» **Aim**: Wherever the word "Аналитический" shows up in a line, please copy that line.

» **Information provided**:
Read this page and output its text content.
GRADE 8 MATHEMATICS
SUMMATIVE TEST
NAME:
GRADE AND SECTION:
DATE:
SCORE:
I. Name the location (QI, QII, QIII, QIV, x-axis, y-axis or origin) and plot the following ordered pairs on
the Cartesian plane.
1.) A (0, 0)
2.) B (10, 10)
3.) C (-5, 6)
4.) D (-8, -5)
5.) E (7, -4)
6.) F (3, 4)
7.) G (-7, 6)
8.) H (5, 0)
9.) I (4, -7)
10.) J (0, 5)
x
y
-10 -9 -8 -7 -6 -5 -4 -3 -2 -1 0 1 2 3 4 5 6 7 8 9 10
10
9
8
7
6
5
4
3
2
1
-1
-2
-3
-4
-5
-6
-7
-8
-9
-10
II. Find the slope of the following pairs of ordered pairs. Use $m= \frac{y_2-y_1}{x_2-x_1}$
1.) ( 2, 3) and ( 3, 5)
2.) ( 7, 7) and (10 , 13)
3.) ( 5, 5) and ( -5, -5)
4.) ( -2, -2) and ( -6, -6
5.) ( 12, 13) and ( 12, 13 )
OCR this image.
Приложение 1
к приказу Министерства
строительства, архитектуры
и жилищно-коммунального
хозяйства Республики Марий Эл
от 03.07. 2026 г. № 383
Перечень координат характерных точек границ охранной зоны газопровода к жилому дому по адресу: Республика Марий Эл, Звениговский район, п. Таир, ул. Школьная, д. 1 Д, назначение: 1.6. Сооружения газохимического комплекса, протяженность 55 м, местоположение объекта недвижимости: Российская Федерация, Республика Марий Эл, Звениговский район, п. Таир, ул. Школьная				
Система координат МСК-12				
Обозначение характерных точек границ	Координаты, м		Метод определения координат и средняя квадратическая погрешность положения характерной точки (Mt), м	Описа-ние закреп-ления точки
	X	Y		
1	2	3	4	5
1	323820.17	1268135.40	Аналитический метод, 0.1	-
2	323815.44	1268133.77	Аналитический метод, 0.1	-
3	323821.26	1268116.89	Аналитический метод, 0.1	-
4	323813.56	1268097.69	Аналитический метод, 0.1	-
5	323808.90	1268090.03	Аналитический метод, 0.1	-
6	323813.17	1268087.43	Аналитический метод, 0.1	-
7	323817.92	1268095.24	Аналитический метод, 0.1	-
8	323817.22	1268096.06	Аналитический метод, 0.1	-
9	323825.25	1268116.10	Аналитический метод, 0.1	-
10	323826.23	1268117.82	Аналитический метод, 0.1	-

» **Correct answer**:
1	323820.17	1268135.40	Аналитический метод, 0.1	-
2	323815.44	1268133.77	Аналитический метод, 0.1	-
3	323821.26	1268116.89	Аналитический метод, 0.1	-
4	323813.56	1268097.69	Аналитический метод, 0.1	-
5	323808.90	1268090.03	Аналитический метод, 0.1	-
6	323813.17	1268087.43	Аналитический метод, 0.1	-
7	323817.92	1268095.24	Аналитический метод, 0.1	-
8	323817.22	1268096.06	Аналитический метод, 0.1	-
9	323825.25	1268116.10	Аналитический метод, 0.1	-
10	323826.23	1268117.82	Аналитический метод, 0.1	-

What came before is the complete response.